-- PASSAGE SHOWN start --
Please visit barefooters.org and related websites and research this for
yourselves.  There are myriad benefits from going barefoot, very little
safety risk, and NO applicable health or safety laws, codes, or statutes
in any state regarding public places, food establishments, or driving.
All of these things are myths brought on by some unfounded social stigmas
developed over years of misinformation.  Someone choosing to not wear
shoes should receive the same treatment as anybody else walking into your
shows with a bright blue mowhak, nose piercings, or full hijab.  Would
you deny entrance to any such individuals on that basis?  I submit that
making a distinction about bare feet boils down to simple discrimination,
and any "safety" implications you might counteroffer are purely the
responsibility of the individual.  Your responsibility is to make sure the
building doesn't burn down, the show flows smoothly, parking is orderly,
etc -- nothing about bare feet would affect that in the slightest, or create
any sort of liability risk for yourselves.  As someone largely barefoot since
1980 or thereabouts in all seasons, please be assured that I can handle my
own situation and anyone else with similar preferences can as well.
-- PASSAGE SHOWN end --
-- INFORMATION SUPPLIED start --
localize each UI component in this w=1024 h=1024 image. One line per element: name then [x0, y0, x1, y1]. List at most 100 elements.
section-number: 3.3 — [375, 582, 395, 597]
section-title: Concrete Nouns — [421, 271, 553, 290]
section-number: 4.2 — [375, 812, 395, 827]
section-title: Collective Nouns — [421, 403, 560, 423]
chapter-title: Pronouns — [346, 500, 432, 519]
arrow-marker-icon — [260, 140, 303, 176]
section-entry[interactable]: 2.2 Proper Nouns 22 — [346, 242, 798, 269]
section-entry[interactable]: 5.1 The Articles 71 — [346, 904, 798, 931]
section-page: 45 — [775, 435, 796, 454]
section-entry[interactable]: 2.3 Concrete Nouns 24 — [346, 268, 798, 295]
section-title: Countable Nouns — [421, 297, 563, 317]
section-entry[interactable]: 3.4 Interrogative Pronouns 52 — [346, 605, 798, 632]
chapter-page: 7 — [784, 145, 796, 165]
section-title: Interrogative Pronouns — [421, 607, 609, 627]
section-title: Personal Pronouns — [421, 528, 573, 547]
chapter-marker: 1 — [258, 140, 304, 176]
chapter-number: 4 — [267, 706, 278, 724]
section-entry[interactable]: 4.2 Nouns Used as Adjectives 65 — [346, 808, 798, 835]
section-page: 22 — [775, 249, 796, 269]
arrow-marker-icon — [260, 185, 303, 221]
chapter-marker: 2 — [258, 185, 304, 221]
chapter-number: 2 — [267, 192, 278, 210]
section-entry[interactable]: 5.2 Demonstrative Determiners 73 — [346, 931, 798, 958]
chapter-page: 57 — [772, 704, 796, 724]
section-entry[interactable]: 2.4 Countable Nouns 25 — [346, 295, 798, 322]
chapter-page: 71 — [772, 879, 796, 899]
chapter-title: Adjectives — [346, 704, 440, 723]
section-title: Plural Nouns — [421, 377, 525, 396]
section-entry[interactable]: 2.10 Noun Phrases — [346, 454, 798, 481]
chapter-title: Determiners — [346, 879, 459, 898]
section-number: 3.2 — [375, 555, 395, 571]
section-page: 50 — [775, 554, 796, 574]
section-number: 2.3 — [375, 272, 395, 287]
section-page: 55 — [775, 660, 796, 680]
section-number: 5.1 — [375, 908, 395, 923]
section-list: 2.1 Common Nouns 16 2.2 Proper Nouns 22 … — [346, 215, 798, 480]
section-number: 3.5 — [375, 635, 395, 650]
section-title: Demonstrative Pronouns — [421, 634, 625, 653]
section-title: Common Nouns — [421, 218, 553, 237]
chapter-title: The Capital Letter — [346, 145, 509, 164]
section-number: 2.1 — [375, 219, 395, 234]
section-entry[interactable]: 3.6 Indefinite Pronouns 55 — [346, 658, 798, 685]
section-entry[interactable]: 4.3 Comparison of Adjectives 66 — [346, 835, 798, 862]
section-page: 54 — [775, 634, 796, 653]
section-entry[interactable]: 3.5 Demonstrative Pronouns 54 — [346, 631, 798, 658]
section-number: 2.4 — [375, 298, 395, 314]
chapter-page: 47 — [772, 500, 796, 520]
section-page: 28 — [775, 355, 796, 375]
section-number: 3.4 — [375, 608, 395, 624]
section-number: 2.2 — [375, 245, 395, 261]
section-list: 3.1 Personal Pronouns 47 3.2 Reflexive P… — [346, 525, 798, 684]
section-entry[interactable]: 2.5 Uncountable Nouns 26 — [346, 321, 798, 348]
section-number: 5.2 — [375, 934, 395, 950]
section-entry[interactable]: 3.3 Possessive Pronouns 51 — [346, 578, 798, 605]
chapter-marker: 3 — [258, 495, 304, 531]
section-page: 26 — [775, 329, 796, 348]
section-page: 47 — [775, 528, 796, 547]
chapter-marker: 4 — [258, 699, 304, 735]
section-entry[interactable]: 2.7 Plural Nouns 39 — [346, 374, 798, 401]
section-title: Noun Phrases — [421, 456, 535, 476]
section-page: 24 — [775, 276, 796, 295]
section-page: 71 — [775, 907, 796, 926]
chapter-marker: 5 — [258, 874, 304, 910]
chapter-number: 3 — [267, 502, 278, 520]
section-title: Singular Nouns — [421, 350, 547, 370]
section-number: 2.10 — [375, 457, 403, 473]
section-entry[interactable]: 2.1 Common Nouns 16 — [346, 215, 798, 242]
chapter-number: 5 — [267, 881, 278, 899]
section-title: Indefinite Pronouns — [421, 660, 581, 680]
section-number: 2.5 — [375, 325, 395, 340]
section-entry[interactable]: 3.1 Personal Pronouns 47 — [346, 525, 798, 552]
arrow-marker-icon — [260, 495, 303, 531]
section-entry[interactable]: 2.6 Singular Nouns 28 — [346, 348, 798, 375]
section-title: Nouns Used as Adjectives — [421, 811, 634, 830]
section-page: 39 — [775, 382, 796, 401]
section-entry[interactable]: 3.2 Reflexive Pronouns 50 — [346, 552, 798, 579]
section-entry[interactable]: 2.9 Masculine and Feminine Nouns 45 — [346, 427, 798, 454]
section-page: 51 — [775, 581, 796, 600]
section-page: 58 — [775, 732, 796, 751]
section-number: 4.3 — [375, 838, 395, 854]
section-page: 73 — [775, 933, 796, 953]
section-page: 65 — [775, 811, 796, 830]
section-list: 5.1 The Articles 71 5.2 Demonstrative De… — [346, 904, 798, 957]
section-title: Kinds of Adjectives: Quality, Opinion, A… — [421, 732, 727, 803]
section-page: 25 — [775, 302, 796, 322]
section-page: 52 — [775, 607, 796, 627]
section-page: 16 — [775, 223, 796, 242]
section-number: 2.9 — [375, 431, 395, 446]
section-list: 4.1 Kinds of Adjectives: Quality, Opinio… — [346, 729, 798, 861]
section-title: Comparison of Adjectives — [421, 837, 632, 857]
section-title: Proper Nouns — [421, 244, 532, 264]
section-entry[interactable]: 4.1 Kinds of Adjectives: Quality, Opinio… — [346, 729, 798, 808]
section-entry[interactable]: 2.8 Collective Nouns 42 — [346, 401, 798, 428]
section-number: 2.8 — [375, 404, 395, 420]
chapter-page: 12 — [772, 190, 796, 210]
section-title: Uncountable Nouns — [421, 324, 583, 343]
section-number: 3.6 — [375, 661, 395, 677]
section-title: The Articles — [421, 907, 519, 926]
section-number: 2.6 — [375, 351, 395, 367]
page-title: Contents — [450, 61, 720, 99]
-- INFORMATION SUPPLIED end --
TASK TO COMPLETE: In the passage on going barefoot, since about what year has the writer been largely barefoot?

TASK ANSWER: Since 1980 or thereabouts, in all seasons.